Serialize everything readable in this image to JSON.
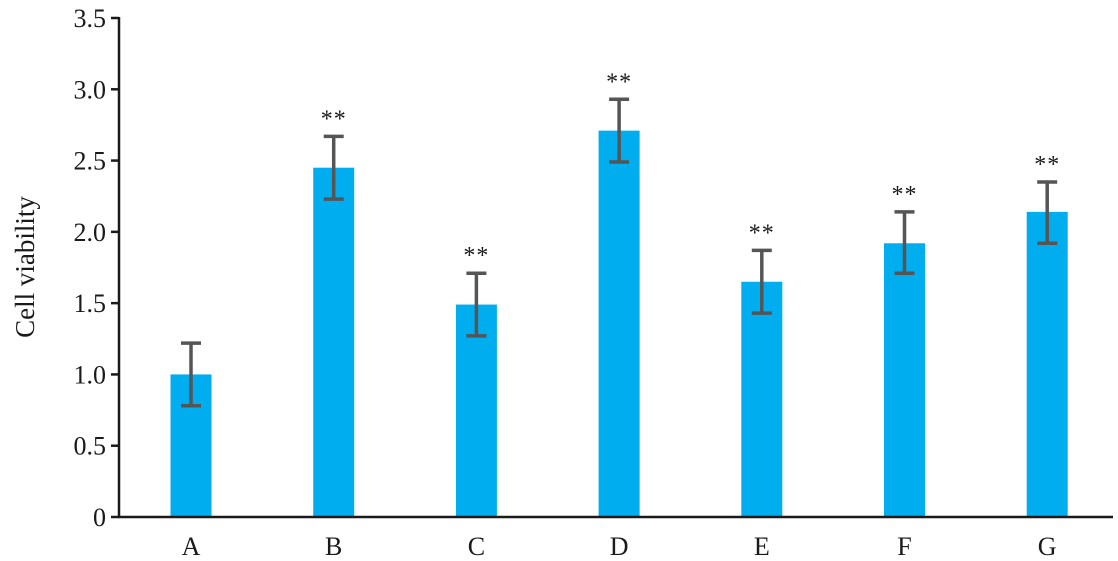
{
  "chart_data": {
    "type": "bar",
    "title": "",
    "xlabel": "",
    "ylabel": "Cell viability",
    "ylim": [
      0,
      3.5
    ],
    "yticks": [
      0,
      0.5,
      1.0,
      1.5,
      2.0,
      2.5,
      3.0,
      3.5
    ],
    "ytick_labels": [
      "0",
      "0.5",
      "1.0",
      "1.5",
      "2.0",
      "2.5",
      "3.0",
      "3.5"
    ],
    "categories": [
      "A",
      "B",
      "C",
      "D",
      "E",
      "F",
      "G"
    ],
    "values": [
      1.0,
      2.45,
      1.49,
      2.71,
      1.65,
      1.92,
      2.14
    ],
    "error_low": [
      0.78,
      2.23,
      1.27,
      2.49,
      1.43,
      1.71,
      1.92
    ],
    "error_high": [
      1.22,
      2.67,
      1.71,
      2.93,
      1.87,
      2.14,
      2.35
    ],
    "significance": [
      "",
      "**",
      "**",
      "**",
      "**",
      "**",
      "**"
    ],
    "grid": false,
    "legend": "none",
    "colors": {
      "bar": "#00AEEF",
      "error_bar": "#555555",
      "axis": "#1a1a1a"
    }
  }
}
-- -- --
PROBLEM TO WORK ON —
Write out all the entries again, word for word, and print no images.

FULL SOLUTION —
Serialize everything readable in this image to JSON.
{
  "chart_data": {
    "type": "bar",
    "title": "",
    "xlabel": "",
    "ylabel": "Cell viability",
    "ylim": [
      0,
      3.5
    ],
    "yticks": [
      0,
      0.5,
      1.0,
      1.5,
      2.0,
      2.5,
      3.0,
      3.5
    ],
    "ytick_labels": [
      "0",
      "0.5",
      "1.0",
      "1.5",
      "2.0",
      "2.5",
      "3.0",
      "3.5"
    ],
    "categories": [
      "A",
      "B",
      "C",
      "D",
      "E",
      "F",
      "G"
    ],
    "values": [
      1.0,
      2.45,
      1.49,
      2.71,
      1.65,
      1.92,
      2.14
    ],
    "error_low": [
      0.78,
      2.23,
      1.27,
      2.49,
      1.43,
      1.71,
      1.92
    ],
    "error_high": [
      1.22,
      2.67,
      1.71,
      2.93,
      1.87,
      2.14,
      2.35
    ],
    "significance": [
      "",
      "**",
      "**",
      "**",
      "**",
      "**",
      "**"
    ],
    "grid": false,
    "legend": "none",
    "colors": {
      "bar": "#00AEEF",
      "error_bar": "#555555",
      "axis": "#1a1a1a"
    }
  }
}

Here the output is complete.